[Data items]
•••••

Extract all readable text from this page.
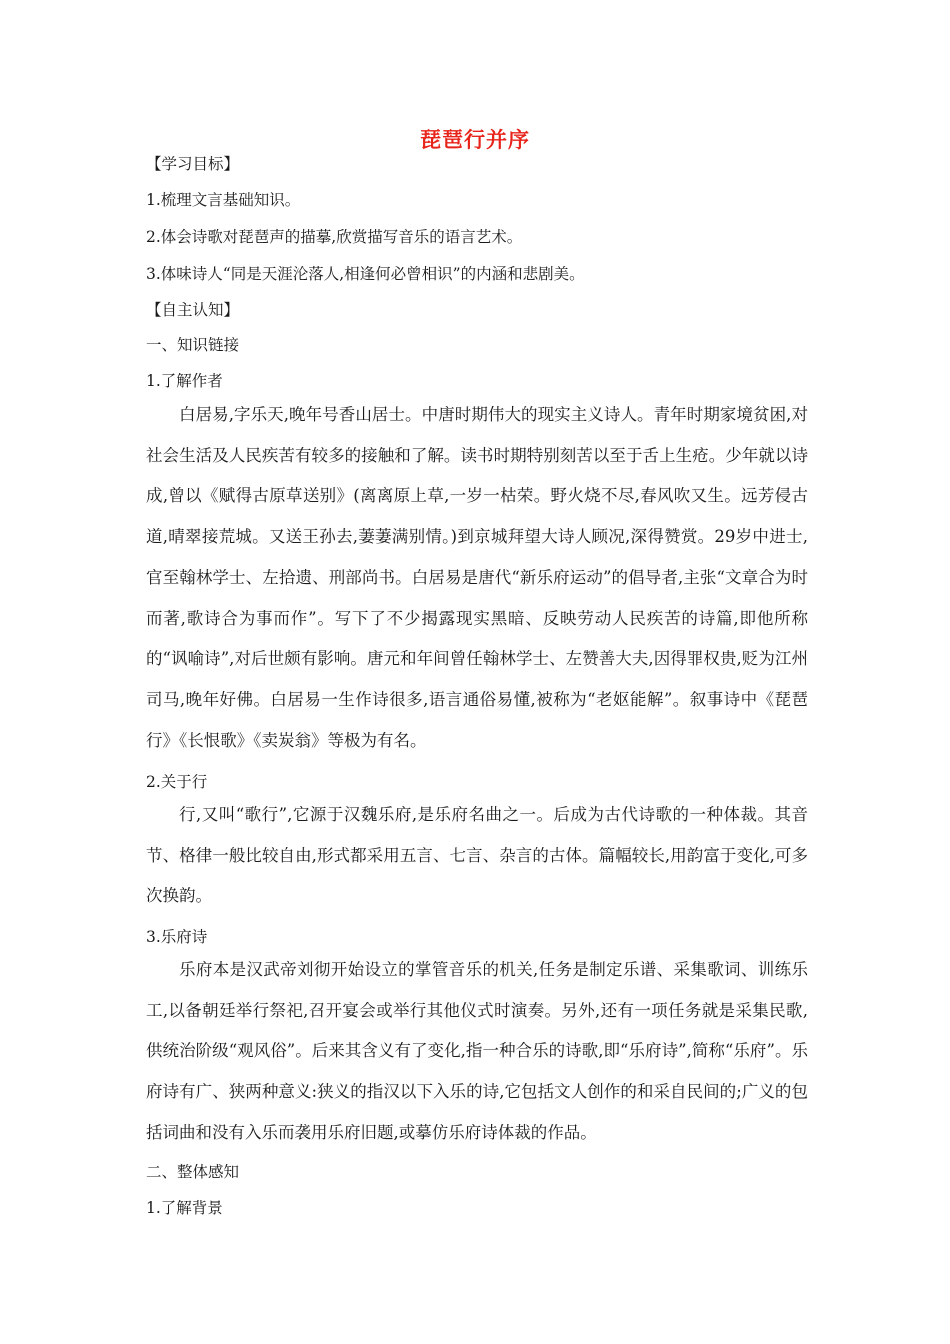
琵琶行并序
【学习目标】
1.梳理文言基础知识。
2.体会诗歌对琵琶声的描摹,欣赏描写音乐的语言艺术。
3.体味诗人“同是天涯沦落人,相逢何必曾相识”的内涵和悲剧美。
【自主认知】
一、知识链接
1.了解作者

白居易,字乐天,晚年号香山居士。中唐时期伟大的现实主义诗人。青年时期家境贫困,对社会生活及人民疾苦有较多的接触和了解。读书时期特别刻苦以至于舌上生疮。少年就以诗成,曾以《赋得古原草送别》(离离原上草,一岁一枯荣。野火烧不尽,春风吹又生。远芳侵古道,晴翠接荒城。又送王孙去,萋萋满别情。)到京城拜望大诗人顾况,深得赞赏。29岁中进士,官至翰林学士、左拾遗、刑部尚书。白居易是唐代“新乐府运动”的倡导者,主张“文章合为时而著,歌诗合为事而作”。写下了不少揭露现实黑暗、反映劳动人民疾苦的诗篇,即他所称的“讽喻诗”,对后世颇有影响。唐元和年间曾任翰林学士、左赞善大夫,因得罪权贵,贬为江州司马,晚年好佛。白居易一生作诗很多,语言通俗易懂,被称为“老妪能解”。叙事诗中《琵琶行》《长恨歌》《卖炭翁》等极为有名。

2.关于行

行,又叫“歌行”,它源于汉魏乐府,是乐府名曲之一。后成为古代诗歌的一种体裁。其音节、格律一般比较自由,形式都采用五言、七言、杂言的古体。篇幅较长,用韵富于变化,可多次换韵。

3.乐府诗

乐府本是汉武帝刘彻开始设立的掌管音乐的机关,任务是制定乐谱、采集歌词、训练乐工,以备朝廷举行祭祀,召开宴会或举行其他仪式时演奏。另外,还有一项任务就是采集民歌,供统治阶级“观风俗”。后来其含义有了变化,指一种合乐的诗歌,即“乐府诗”,简称“乐府”。乐府诗有广、狭两种意义:狭义的指汉以下入乐的诗,它包括文人创作的和采自民间的;广义的包括词曲和没有入乐而袭用乐府旧题,或摹仿乐府诗体裁的作品。

二、整体感知
1.了解背景
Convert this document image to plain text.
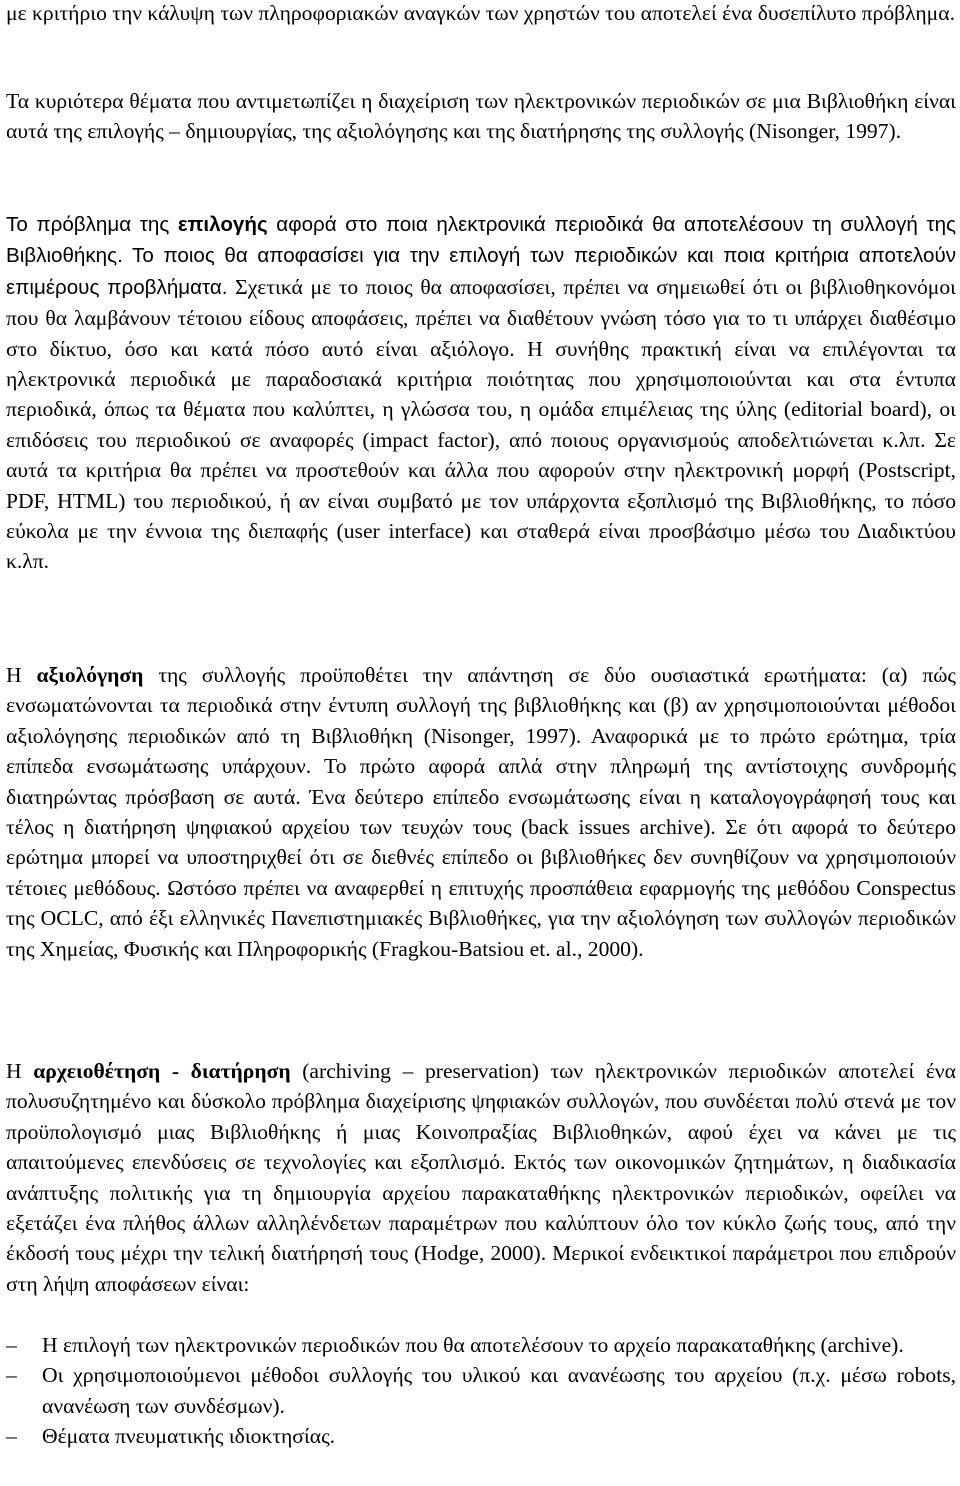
με κριτήριο την κάλυψη των πληροφοριακών αναγκών των χρηστών του αποτελεί ένα δυσεπίλυτο πρόβλημα.

Τα κυριότερα θέματα που αντιμετωπίζει η διαχείριση των ηλεκτρονικών περιοδικών σε μια Βιβλιοθήκη είναι αυτά της επιλογής – δημιουργίας, της αξιολόγησης και της διατήρησης της συλλογής (Nisonger, 1997).

Το πρόβλημα της επιλογής αφορά στο ποια ηλεκτρονικά περιοδικά θα αποτελέσουν τη συλλογή της Βιβλιοθήκης. Το ποιος θα αποφασίσει για την επιλογή των περιοδικών και ποια κριτήρια αποτελούν επιμέρους προβλήματα. Σχετικά με το ποιος θα αποφασίσει, πρέπει να σημειωθεί ότι οι βιβλιοθηκονόμοι που θα λαμβάνουν τέτοιου είδους αποφάσεις, πρέπει να διαθέτουν γνώση τόσο για το τι υπάρχει διαθέσιμο στο δίκτυο, όσο και κατά πόσο αυτό είναι αξιόλογο. Η συνήθης πρακτική είναι να επιλέγονται τα ηλεκτρονικά περιοδικά με παραδοσιακά κριτήρια ποιότητας που χρησιμοποιούνται και στα έντυπα περιοδικά, όπως τα θέματα που καλύπτει, η γλώσσα του, η ομάδα επιμέλειας της ύλης (editorial board), οι επιδόσεις του περιοδικού σε αναφορές (impact factor), από ποιους οργανισμούς αποδελτιώνεται κ.λπ. Σε αυτά τα κριτήρια θα πρέπει να προστεθούν και άλλα που αφορούν στην ηλεκτρονική μορφή (Postscript, PDF, HTML) του περιοδικού, ή αν είναι συμβατό με τον υπάρχοντα εξοπλισμό της Βιβλιοθήκης, το πόσο εύκολα με την έννοια της διεπαφής (user interface) και σταθερά είναι προσβάσιμο μέσω του Διαδικτύου κ.λπ.

Η αξιολόγηση της συλλογής προϋποθέτει την απάντηση σε δύο ουσιαστικά ερωτήματα: (α) πώς ενσωματώνονται τα περιοδικά στην έντυπη συλλογή της βιβλιοθήκης και (β) αν χρησιμοποιούνται μέθοδοι αξιολόγησης περιοδικών από τη Βιβλιοθήκη (Nisonger, 1997). Αναφορικά με το πρώτο ερώτημα, τρία επίπεδα ενσωμάτωσης υπάρχουν. Το πρώτο αφορά απλά στην πληρωμή της αντίστοιχης συνδρομής διατηρώντας πρόσβαση σε αυτά. Ένα δεύτερο επίπεδο ενσωμάτωσης είναι η καταλογογράφησή τους και τέλος η διατήρηση ψηφιακού αρχείου των τευχών τους (back issues archive). Σε ότι αφορά το δεύτερο ερώτημα μπορεί να υποστηριχθεί ότι σε διεθνές επίπεδο οι βιβλιοθήκες δεν συνηθίζουν να χρησιμοποιούν τέτοιες μεθόδους. Ωστόσο πρέπει να αναφερθεί η επιτυχής προσπάθεια εφαρμογής της μεθόδου Conspectus της OCLC, από έξι ελληνικές Πανεπιστημιακές Βιβλιοθήκες, για την αξιολόγηση των συλλογών περιοδικών της Χημείας, Φυσικής και Πληροφορικής (Fragkou-Batsiou et. al., 2000).

Η αρχειοθέτηση - διατήρηση (archiving – preservation) των ηλεκτρονικών περιοδικών αποτελεί ένα πολυσυζητημένο και δύσκολο πρόβλημα διαχείρισης ψηφιακών συλλογών, που συνδέεται πολύ στενά με τον προϋπολογισμό μιας Βιβλιοθήκης ή μιας Κοινοπραξίας Βιβλιοθηκών, αφού έχει να κάνει με τις απαιτούμενες επενδύσεις σε τεχνολογίες και εξοπλισμό. Εκτός των οικονομικών ζητημάτων, η διαδικασία ανάπτυξης πολιτικής για τη δημιουργία αρχείου παρακαταθήκης ηλεκτρονικών περιοδικών, οφείλει να εξετάζει ένα πλήθος άλλων αλληλένδετων παραμέτρων που καλύπτουν όλο τον κύκλο ζωής τους, από την έκδοσή τους μέχρι την τελική διατήρησή τους (Hodge, 2000). Μερικοί ενδεικτικοί παράμετροι που επιδρούν στη λήψη αποφάσεων είναι:

–	Η επιλογή των ηλεκτρονικών περιοδικών που θα αποτελέσουν το αρχείο παρακαταθήκης (archive).
–	Οι χρησιμοποιούμενοι μέθοδοι συλλογής του υλικού και ανανέωσης του αρχείου (π.χ. μέσω robots, ανανέωση των συνδέσμων).
–	Θέματα πνευματικής ιδιοκτησίας.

•••••

### Aim:
Repeat the data exactly, dropping every picture it holds.

### Task response:
Extract all readable text from this page.
琵琶行并序
【学习目标】
1.梳理文言基础知识。
2.体会诗歌对琵琶声的描摹,欣赏描写音乐的语言艺术。
3.体味诗人“同是天涯沦落人,相逢何必曾相识”的内涵和悲剧美。
【自主认知】
一、知识链接
1.了解作者

白居易,字乐天,晚年号香山居士。中唐时期伟大的现实主义诗人。青年时期家境贫困,对社会生活及人民疾苦有较多的接触和了解。读书时期特别刻苦以至于舌上生疮。少年就以诗成,曾以《赋得古原草送别》(离离原上草,一岁一枯荣。野火烧不尽,春风吹又生。远芳侵古道,晴翠接荒城。又送王孙去,萋萋满别情。)到京城拜望大诗人顾况,深得赞赏。29岁中进士,官至翰林学士、左拾遗、刑部尚书。白居易是唐代“新乐府运动”的倡导者,主张“文章合为时而著,歌诗合为事而作”。写下了不少揭露现实黑暗、反映劳动人民疾苦的诗篇,即他所称的“讽喻诗”,对后世颇有影响。唐元和年间曾任翰林学士、左赞善大夫,因得罪权贵,贬为江州司马,晚年好佛。白居易一生作诗很多,语言通俗易懂,被称为“老妪能解”。叙事诗中《琵琶行》《长恨歌》《卖炭翁》等极为有名。

2.关于行

行,又叫“歌行”,它源于汉魏乐府,是乐府名曲之一。后成为古代诗歌的一种体裁。其音节、格律一般比较自由,形式都采用五言、七言、杂言的古体。篇幅较长,用韵富于变化,可多次换韵。

3.乐府诗

乐府本是汉武帝刘彻开始设立的掌管音乐的机关,任务是制定乐谱、采集歌词、训练乐工,以备朝廷举行祭祀,召开宴会或举行其他仪式时演奏。另外,还有一项任务就是采集民歌,供统治阶级“观风俗”。后来其含义有了变化,指一种合乐的诗歌,即“乐府诗”,简称“乐府”。乐府诗有广、狭两种意义:狭义的指汉以下入乐的诗,它包括文人创作的和采自民间的;广义的包括词曲和没有入乐而袭用乐府旧题,或摹仿乐府诗体裁的作品。

二、整体感知
1.了解背景
Convert this document image to plain text.
με κριτήριο την κάλυψη των πληροφοριακών αναγκών των χρηστών του αποτελεί ένα δυσεπίλυτο πρόβλημα.

Τα κυριότερα θέματα που αντιμετωπίζει η διαχείριση των ηλεκτρονικών περιοδικών σε μια Βιβλιοθήκη είναι αυτά της επιλογής – δημιουργίας, της αξιολόγησης και της διατήρησης της συλλογής (Nisonger, 1997).

Το πρόβλημα της επιλογής αφορά στο ποια ηλεκτρονικά περιοδικά θα αποτελέσουν τη συλλογή της Βιβλιοθήκης. Το ποιος θα αποφασίσει για την επιλογή των περιοδικών και ποια κριτήρια αποτελούν επιμέρους προβλήματα. Σχετικά με το ποιος θα αποφασίσει, πρέπει να σημειωθεί ότι οι βιβλιοθηκονόμοι που θα λαμβάνουν τέτοιου είδους αποφάσεις, πρέπει να διαθέτουν γνώση τόσο για το τι υπάρχει διαθέσιμο στο δίκτυο, όσο και κατά πόσο αυτό είναι αξιόλογο. Η συνήθης πρακτική είναι να επιλέγονται τα ηλεκτρονικά περιοδικά με παραδοσιακά κριτήρια ποιότητας που χρησιμοποιούνται και στα έντυπα περιοδικά, όπως τα θέματα που καλύπτει, η γλώσσα του, η ομάδα επιμέλειας της ύλης (editorial board), οι επιδόσεις του περιοδικού σε αναφορές (impact factor), από ποιους οργανισμούς αποδελτιώνεται κ.λπ. Σε αυτά τα κριτήρια θα πρέπει να προστεθούν και άλλα που αφορούν στην ηλεκτρονική μορφή (Postscript, PDF, HTML) του περιοδικού, ή αν είναι συμβατό με τον υπάρχοντα εξοπλισμό της Βιβλιοθήκης, το πόσο εύκολα με την έννοια της διεπαφής (user interface) και σταθερά είναι προσβάσιμο μέσω του Διαδικτύου κ.λπ.

Η αξιολόγηση της συλλογής προϋποθέτει την απάντηση σε δύο ουσιαστικά ερωτήματα: (α) πώς ενσωματώνονται τα περιοδικά στην έντυπη συλλογή της βιβλιοθήκης και (β) αν χρησιμοποιούνται μέθοδοι αξιολόγησης περιοδικών από τη Βιβλιοθήκη (Nisonger, 1997). Αναφορικά με το πρώτο ερώτημα, τρία επίπεδα ενσωμάτωσης υπάρχουν. Το πρώτο αφορά απλά στην πληρωμή της αντίστοιχης συνδρομής διατηρώντας πρόσβαση σε αυτά. Ένα δεύτερο επίπεδο ενσωμάτωσης είναι η καταλογογράφησή τους και τέλος η διατήρηση ψηφιακού αρχείου των τευχών τους (back issues archive). Σε ότι αφορά το δεύτερο ερώτημα μπορεί να υποστηριχθεί ότι σε διεθνές επίπεδο οι βιβλιοθήκες δεν συνηθίζουν να χρησιμοποιούν τέτοιες μεθόδους. Ωστόσο πρέπει να αναφερθεί η επιτυχής προσπάθεια εφαρμογής της μεθόδου Conspectus της OCLC, από έξι ελληνικές Πανεπιστημιακές Βιβλιοθήκες, για την αξιολόγηση των συλλογών περιοδικών της Χημείας, Φυσικής και Πληροφορικής (Fragkou-Batsiou et. al., 2000).

Η αρχειοθέτηση - διατήρηση (archiving – preservation) των ηλεκτρονικών περιοδικών αποτελεί ένα πολυσυζητημένο και δύσκολο πρόβλημα διαχείρισης ψηφιακών συλλογών, που συνδέεται πολύ στενά με τον προϋπολογισμό μιας Βιβλιοθήκης ή μιας Κοινοπραξίας Βιβλιοθηκών, αφού έχει να κάνει με τις απαιτούμενες επενδύσεις σε τεχνολογίες και εξοπλισμό. Εκτός των οικονομικών ζητημάτων, η διαδικασία ανάπτυξης πολιτικής για τη δημιουργία αρχείου παρακαταθήκης ηλεκτρονικών περιοδικών, οφείλει να εξετάζει ένα πλήθος άλλων αλληλένδετων παραμέτρων που καλύπτουν όλο τον κύκλο ζωής τους, από την έκδοσή τους μέχρι την τελική διατήρησή τους (Hodge, 2000). Μερικοί ενδεικτικοί παράμετροι που επιδρούν στη λήψη αποφάσεων είναι:

–	Η επιλογή των ηλεκτρονικών περιοδικών που θα αποτελέσουν το αρχείο παρακαταθήκης (archive).
–	Οι χρησιμοποιούμενοι μέθοδοι συλλογής του υλικού και ανανέωσης του αρχείου (π.χ. μέσω robots, ανανέωση των συνδέσμων).
–	Θέματα πνευματικής ιδιοκτησίας.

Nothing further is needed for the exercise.